_GIVEN ENTRIES_
....

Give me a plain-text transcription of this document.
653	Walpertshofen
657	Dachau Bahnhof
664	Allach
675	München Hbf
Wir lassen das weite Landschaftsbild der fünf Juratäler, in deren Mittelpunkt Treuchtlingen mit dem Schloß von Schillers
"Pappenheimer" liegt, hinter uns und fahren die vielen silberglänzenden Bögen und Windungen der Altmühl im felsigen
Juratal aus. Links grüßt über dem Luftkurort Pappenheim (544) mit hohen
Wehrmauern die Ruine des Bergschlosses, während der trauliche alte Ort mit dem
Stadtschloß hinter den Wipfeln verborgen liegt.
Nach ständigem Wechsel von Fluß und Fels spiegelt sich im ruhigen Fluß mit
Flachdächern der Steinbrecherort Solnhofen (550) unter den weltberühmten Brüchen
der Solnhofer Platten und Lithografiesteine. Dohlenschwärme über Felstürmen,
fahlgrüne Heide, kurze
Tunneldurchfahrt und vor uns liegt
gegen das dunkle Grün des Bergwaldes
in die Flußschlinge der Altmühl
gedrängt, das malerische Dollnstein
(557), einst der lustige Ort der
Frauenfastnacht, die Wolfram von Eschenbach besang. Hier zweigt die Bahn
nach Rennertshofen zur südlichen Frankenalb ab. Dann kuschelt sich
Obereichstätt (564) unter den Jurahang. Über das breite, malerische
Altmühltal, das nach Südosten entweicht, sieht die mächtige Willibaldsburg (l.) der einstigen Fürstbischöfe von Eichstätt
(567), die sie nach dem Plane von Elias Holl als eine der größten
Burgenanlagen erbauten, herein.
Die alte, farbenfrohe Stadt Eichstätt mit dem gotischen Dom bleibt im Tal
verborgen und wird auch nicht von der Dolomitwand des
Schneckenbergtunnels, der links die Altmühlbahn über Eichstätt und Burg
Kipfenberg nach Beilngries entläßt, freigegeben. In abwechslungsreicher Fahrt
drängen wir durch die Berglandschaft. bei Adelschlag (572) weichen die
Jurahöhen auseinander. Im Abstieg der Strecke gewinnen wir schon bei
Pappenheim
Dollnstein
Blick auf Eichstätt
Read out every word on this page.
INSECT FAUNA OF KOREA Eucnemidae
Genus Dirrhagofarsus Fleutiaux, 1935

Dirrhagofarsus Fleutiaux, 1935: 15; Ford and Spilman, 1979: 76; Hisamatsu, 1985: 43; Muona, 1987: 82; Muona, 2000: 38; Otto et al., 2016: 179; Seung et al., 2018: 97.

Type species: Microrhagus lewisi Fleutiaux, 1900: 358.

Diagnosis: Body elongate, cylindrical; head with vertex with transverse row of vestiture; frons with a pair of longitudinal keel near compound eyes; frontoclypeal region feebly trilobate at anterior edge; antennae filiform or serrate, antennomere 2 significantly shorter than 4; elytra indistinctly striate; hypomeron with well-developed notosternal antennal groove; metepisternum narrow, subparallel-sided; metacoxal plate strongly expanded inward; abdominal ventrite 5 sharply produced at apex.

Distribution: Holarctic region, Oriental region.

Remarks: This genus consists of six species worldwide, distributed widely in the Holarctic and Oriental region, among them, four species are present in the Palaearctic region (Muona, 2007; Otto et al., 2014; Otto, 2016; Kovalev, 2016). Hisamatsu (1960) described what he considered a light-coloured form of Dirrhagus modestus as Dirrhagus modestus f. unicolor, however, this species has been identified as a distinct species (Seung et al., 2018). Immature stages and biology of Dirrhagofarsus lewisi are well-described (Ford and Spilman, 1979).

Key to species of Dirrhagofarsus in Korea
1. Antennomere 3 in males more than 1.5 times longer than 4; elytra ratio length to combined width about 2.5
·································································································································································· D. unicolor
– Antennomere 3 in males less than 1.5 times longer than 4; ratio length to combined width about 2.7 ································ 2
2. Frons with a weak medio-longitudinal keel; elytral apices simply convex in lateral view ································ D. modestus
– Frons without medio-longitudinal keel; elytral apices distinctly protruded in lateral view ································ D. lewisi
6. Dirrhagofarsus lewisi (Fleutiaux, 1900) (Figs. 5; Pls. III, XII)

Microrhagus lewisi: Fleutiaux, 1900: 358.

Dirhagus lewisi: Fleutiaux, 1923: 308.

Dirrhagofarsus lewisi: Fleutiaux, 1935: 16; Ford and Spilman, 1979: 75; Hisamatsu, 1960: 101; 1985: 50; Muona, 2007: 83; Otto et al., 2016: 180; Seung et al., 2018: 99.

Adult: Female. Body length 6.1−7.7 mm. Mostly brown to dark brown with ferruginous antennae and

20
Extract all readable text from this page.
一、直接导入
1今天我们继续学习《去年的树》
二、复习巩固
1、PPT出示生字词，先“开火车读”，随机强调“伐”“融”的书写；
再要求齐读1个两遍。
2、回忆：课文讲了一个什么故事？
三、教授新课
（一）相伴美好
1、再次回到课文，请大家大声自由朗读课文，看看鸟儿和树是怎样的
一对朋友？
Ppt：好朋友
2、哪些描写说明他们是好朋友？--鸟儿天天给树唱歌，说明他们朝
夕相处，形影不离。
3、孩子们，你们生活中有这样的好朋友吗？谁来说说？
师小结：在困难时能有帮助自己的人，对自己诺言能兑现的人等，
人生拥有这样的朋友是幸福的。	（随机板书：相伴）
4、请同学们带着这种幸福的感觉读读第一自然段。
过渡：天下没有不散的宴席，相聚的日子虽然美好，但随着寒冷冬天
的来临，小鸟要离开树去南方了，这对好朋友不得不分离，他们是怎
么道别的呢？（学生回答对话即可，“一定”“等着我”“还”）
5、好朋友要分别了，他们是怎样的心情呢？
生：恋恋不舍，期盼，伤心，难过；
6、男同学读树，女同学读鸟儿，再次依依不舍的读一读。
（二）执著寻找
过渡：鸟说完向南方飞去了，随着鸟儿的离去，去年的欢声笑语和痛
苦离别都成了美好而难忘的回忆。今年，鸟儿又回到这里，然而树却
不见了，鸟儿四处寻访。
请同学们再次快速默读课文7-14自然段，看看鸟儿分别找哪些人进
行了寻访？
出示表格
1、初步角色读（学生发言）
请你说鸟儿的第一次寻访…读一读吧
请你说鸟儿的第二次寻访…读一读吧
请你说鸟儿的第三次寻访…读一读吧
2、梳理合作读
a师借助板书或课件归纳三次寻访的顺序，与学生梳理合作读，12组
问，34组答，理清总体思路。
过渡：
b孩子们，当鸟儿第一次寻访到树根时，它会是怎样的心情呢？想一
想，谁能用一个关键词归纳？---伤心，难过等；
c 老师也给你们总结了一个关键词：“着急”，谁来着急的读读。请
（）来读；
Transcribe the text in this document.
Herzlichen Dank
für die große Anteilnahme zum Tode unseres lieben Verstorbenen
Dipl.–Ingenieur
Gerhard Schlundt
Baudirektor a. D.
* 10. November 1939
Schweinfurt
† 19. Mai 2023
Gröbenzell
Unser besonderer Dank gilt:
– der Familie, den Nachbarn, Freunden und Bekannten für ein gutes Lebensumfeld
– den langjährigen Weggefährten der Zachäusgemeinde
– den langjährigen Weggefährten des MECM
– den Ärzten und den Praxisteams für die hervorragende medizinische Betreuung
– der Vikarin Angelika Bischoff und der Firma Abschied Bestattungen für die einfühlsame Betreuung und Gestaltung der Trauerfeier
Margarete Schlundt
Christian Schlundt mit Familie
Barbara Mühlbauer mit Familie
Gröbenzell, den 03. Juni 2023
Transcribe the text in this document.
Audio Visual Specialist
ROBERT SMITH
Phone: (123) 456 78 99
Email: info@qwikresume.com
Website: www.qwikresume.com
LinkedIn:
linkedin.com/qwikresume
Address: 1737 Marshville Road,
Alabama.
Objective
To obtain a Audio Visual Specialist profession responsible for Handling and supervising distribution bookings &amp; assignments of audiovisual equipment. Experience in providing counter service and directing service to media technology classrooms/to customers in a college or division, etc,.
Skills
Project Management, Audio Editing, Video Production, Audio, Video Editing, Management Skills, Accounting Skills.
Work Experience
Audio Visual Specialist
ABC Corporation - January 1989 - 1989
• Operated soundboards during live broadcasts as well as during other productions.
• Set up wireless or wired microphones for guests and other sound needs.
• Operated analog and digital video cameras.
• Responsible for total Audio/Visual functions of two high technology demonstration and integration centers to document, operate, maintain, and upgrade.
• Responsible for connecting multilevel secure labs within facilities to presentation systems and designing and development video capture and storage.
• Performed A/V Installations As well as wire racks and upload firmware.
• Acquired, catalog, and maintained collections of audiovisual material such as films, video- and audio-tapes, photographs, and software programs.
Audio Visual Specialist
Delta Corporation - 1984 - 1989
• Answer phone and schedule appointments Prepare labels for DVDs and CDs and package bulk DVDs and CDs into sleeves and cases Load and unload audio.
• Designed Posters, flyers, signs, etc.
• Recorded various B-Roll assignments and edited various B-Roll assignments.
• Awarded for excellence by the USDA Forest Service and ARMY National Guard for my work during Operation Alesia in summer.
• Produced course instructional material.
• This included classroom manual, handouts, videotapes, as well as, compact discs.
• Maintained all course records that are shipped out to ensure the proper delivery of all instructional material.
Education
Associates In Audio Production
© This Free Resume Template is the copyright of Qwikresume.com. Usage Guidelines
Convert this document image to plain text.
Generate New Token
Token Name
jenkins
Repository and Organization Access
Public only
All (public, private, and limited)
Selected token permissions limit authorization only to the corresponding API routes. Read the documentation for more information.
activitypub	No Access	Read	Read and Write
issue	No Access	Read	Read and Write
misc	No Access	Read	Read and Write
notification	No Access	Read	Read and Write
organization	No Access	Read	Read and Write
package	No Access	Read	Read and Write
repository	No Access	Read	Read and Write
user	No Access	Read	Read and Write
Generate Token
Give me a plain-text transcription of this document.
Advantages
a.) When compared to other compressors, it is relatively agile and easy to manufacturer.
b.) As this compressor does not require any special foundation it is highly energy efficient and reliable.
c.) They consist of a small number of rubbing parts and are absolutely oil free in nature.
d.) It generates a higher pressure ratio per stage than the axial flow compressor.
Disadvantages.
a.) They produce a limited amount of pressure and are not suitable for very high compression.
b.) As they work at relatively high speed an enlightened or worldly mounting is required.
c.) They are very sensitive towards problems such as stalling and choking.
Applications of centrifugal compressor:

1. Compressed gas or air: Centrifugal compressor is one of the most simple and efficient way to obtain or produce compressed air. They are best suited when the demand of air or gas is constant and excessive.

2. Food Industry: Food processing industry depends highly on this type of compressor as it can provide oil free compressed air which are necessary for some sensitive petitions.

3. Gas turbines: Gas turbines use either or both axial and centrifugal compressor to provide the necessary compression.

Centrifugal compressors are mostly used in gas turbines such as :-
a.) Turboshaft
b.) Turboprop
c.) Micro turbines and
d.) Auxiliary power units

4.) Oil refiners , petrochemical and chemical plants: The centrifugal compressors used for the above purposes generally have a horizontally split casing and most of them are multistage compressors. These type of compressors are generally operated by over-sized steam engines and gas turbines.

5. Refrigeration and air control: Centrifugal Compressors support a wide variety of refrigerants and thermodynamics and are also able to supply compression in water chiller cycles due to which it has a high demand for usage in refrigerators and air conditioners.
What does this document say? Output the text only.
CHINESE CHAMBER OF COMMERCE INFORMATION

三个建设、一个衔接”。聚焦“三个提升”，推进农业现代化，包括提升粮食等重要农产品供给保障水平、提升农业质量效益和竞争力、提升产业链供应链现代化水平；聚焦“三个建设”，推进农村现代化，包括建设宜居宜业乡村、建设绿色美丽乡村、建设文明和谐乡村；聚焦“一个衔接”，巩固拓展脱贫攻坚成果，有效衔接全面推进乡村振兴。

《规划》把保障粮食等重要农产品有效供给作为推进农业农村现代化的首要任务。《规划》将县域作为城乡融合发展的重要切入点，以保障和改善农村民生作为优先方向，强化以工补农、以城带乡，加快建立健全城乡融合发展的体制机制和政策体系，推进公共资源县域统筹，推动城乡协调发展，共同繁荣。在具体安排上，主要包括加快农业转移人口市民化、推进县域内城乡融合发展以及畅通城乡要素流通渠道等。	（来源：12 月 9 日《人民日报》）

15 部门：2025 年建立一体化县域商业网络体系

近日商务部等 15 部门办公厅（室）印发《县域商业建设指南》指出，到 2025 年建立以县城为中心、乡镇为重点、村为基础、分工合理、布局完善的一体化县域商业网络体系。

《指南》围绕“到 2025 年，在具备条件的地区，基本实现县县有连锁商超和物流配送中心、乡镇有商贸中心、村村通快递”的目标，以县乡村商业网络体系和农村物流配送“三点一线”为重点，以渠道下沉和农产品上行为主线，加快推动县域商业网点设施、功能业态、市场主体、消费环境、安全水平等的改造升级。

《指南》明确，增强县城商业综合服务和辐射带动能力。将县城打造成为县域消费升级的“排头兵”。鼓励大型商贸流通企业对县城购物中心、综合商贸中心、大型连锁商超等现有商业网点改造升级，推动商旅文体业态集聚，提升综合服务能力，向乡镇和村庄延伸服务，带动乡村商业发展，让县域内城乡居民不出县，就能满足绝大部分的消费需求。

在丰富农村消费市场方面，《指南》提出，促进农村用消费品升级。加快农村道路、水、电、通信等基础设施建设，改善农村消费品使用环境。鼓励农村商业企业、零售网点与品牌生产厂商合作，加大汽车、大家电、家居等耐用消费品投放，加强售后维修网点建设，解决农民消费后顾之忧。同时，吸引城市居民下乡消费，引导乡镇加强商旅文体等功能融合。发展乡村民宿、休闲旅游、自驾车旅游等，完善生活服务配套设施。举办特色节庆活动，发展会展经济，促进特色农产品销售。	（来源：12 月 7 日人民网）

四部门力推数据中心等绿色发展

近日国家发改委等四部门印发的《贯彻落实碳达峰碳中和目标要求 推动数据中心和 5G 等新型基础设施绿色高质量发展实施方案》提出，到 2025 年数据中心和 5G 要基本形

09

....

_TASK DESCRIPTION_
Select every line where the word "course" occurs.

_TASK OUTPUT_
• Produced course instructional material.
• Maintained all course records that are shipped out to ensure the proper delivery of all instructional material.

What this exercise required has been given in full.